▶ [EXERCISE GOAL] Rewrite each of the items below, putting "nav-label" wherever "sidebar-item-label" appears and keeping every other character the same.

▶ [THE DATA]
_ _ _ _ _ _ _
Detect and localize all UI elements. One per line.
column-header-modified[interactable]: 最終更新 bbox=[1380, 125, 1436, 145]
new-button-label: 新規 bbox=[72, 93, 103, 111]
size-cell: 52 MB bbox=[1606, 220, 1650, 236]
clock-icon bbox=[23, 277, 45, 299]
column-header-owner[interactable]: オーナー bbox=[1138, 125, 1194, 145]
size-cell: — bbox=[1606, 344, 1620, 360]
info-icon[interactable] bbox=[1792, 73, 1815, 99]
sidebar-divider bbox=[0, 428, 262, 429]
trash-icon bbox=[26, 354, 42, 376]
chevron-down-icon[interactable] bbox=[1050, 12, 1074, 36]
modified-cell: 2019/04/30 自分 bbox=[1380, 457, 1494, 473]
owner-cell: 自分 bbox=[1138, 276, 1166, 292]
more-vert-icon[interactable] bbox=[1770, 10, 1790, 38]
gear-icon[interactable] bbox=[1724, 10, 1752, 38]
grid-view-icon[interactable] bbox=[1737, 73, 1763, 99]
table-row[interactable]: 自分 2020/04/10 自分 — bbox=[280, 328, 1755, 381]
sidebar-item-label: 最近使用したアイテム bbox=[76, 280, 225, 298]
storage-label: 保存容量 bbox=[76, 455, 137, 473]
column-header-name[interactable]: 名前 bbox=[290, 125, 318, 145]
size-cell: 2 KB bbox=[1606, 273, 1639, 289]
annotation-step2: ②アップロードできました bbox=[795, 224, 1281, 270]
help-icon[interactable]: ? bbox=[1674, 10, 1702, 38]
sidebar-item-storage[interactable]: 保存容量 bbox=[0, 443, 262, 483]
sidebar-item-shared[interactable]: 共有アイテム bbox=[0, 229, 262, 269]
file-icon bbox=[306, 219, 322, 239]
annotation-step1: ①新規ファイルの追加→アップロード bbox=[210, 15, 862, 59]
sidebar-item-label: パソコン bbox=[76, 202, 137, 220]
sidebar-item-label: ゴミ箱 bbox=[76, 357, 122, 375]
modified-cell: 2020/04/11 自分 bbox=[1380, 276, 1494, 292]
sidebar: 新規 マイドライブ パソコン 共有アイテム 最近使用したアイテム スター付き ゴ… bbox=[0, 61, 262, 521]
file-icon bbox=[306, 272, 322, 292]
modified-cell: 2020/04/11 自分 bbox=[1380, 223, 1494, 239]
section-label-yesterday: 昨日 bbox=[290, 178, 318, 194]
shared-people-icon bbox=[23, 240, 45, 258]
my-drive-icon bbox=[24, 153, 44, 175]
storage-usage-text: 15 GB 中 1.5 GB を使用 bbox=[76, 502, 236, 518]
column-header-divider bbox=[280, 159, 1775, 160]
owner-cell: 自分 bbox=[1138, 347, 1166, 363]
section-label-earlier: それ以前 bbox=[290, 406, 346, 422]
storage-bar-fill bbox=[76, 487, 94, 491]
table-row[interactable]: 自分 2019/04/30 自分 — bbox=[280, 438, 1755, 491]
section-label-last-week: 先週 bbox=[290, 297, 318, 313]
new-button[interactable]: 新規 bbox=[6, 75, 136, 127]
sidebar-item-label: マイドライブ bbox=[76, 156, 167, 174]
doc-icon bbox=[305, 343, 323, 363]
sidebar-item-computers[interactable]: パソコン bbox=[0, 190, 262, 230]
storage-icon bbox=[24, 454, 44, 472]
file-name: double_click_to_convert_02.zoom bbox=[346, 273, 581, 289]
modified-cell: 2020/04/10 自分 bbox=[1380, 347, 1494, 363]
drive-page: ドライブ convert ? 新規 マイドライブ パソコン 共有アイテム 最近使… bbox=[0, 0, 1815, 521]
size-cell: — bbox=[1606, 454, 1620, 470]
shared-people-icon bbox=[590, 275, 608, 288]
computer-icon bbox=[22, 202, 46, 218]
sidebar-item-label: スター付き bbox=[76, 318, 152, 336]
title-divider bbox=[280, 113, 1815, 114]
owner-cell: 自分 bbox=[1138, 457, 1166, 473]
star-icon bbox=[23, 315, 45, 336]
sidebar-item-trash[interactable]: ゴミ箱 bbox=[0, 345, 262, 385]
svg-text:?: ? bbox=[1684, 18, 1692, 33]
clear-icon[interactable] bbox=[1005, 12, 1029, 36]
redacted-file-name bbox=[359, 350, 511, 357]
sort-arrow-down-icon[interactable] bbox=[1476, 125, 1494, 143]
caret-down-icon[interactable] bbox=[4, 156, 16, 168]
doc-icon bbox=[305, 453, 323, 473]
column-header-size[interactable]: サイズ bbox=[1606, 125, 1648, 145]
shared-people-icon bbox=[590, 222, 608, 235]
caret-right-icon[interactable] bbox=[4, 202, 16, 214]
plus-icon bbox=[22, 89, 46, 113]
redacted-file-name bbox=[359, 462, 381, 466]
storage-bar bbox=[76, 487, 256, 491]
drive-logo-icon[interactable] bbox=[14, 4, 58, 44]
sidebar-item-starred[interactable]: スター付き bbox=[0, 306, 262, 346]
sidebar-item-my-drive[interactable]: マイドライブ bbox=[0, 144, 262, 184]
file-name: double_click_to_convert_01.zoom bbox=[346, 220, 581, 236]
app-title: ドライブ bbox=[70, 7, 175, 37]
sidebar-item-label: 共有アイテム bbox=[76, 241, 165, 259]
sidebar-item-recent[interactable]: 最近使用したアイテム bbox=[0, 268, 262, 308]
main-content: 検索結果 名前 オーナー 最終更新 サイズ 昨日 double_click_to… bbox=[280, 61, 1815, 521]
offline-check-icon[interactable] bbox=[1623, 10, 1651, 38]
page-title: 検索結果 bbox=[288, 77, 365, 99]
_ _ _ _ _ _ _
▶ [RESULT OF THIS EXERCISE]
Detect and localize all UI elements. One per line.
column-header-modified[interactable]: 最終更新 bbox=[1380, 125, 1436, 145]
new-button-label: 新規 bbox=[72, 93, 103, 111]
size-cell: 52 MB bbox=[1606, 220, 1650, 236]
clock-icon bbox=[23, 277, 45, 299]
column-header-owner[interactable]: オーナー bbox=[1138, 125, 1194, 145]
size-cell: — bbox=[1606, 344, 1620, 360]
info-icon[interactable] bbox=[1792, 73, 1815, 99]
sidebar-divider bbox=[0, 428, 262, 429]
trash-icon bbox=[26, 354, 42, 376]
chevron-down-icon[interactable] bbox=[1050, 12, 1074, 36]
modified-cell: 2019/04/30 自分 bbox=[1380, 457, 1494, 473]
owner-cell: 自分 bbox=[1138, 276, 1166, 292]
more-vert-icon[interactable] bbox=[1770, 10, 1790, 38]
gear-icon[interactable] bbox=[1724, 10, 1752, 38]
grid-view-icon[interactable] bbox=[1737, 73, 1763, 99]
table-row[interactable]: 自分 2020/04/10 自分 — bbox=[280, 328, 1755, 381]
nav-label: 最近使用したアイテム bbox=[76, 280, 225, 298]
storage-label: 保存容量 bbox=[76, 455, 137, 473]
column-header-name[interactable]: 名前 bbox=[290, 125, 318, 145]
size-cell: 2 KB bbox=[1606, 273, 1639, 289]
annotation-step2: ②アップロードできました bbox=[795, 224, 1281, 270]
help-icon[interactable]: ? bbox=[1674, 10, 1702, 38]
sidebar-item-storage[interactable]: 保存容量 bbox=[0, 443, 262, 483]
sidebar-item-shared[interactable]: 共有アイテム bbox=[0, 229, 262, 269]
file-icon bbox=[306, 219, 322, 239]
annotation-step1: ①新規ファイルの追加→アップロード bbox=[210, 15, 862, 59]
nav-label: パソコン bbox=[76, 202, 137, 220]
nav-label: ゴミ箱 bbox=[76, 357, 122, 375]
modified-cell: 2020/04/11 自分 bbox=[1380, 276, 1494, 292]
sidebar: 新規 マイドライブ パソコン 共有アイテム 最近使用したアイテム スター付き ゴ… bbox=[0, 61, 262, 521]
file-icon bbox=[306, 272, 322, 292]
modified-cell: 2020/04/11 自分 bbox=[1380, 223, 1494, 239]
section-label-yesterday: 昨日 bbox=[290, 178, 318, 194]
shared-people-icon bbox=[23, 240, 45, 258]
my-drive-icon bbox=[24, 153, 44, 175]
storage-usage-text: 15 GB 中 1.5 GB を使用 bbox=[76, 502, 236, 518]
column-header-divider bbox=[280, 159, 1775, 160]
owner-cell: 自分 bbox=[1138, 347, 1166, 363]
section-label-earlier: それ以前 bbox=[290, 406, 346, 422]
storage-bar-fill bbox=[76, 487, 94, 491]
table-row[interactable]: 自分 2019/04/30 自分 — bbox=[280, 438, 1755, 491]
section-label-last-week: 先週 bbox=[290, 297, 318, 313]
new-button[interactable]: 新規 bbox=[6, 75, 136, 127]
nav-label: マイドライブ bbox=[76, 156, 167, 174]
doc-icon bbox=[305, 343, 323, 363]
sidebar-item-computers[interactable]: パソコン bbox=[0, 190, 262, 230]
storage-icon bbox=[24, 454, 44, 472]
file-name: double_click_to_convert_02.zoom bbox=[346, 273, 581, 289]
modified-cell: 2020/04/10 自分 bbox=[1380, 347, 1494, 363]
drive-page: ドライブ convert ? 新規 マイドライブ パソコン 共有アイテム 最近使… bbox=[0, 0, 1815, 521]
size-cell: — bbox=[1606, 454, 1620, 470]
shared-people-icon bbox=[590, 275, 608, 288]
computer-icon bbox=[22, 202, 46, 218]
nav-label: スター付き bbox=[76, 318, 152, 336]
title-divider bbox=[280, 113, 1815, 114]
owner-cell: 自分 bbox=[1138, 457, 1166, 473]
star-icon bbox=[23, 315, 45, 336]
sidebar-item-trash[interactable]: ゴミ箱 bbox=[0, 345, 262, 385]
svg-text:?: ? bbox=[1684, 18, 1692, 33]
clear-icon[interactable] bbox=[1005, 12, 1029, 36]
redacted-file-name bbox=[359, 350, 511, 357]
sort-arrow-down-icon[interactable] bbox=[1476, 125, 1494, 143]
caret-down-icon[interactable] bbox=[4, 156, 16, 168]
doc-icon bbox=[305, 453, 323, 473]
column-header-size[interactable]: サイズ bbox=[1606, 125, 1648, 145]
shared-people-icon bbox=[590, 222, 608, 235]
caret-right-icon[interactable] bbox=[4, 202, 16, 214]
plus-icon bbox=[22, 89, 46, 113]
redacted-file-name bbox=[359, 462, 381, 466]
storage-bar bbox=[76, 487, 256, 491]
drive-logo-icon[interactable] bbox=[14, 4, 58, 44]
sidebar-item-starred[interactable]: スター付き bbox=[0, 306, 262, 346]
sidebar-item-my-drive[interactable]: マイドライブ bbox=[0, 144, 262, 184]
file-name: double_click_to_convert_01.zoom bbox=[346, 220, 581, 236]
app-title: ドライブ bbox=[70, 7, 175, 37]
nav-label: 共有アイテム bbox=[76, 241, 165, 259]
sidebar-item-recent[interactable]: 最近使用したアイテム bbox=[0, 268, 262, 308]
main-content: 検索結果 名前 オーナー 最終更新 サイズ 昨日 double_click_to… bbox=[280, 61, 1815, 521]
offline-check-icon[interactable] bbox=[1623, 10, 1651, 38]
page-title: 検索結果 bbox=[288, 77, 365, 99]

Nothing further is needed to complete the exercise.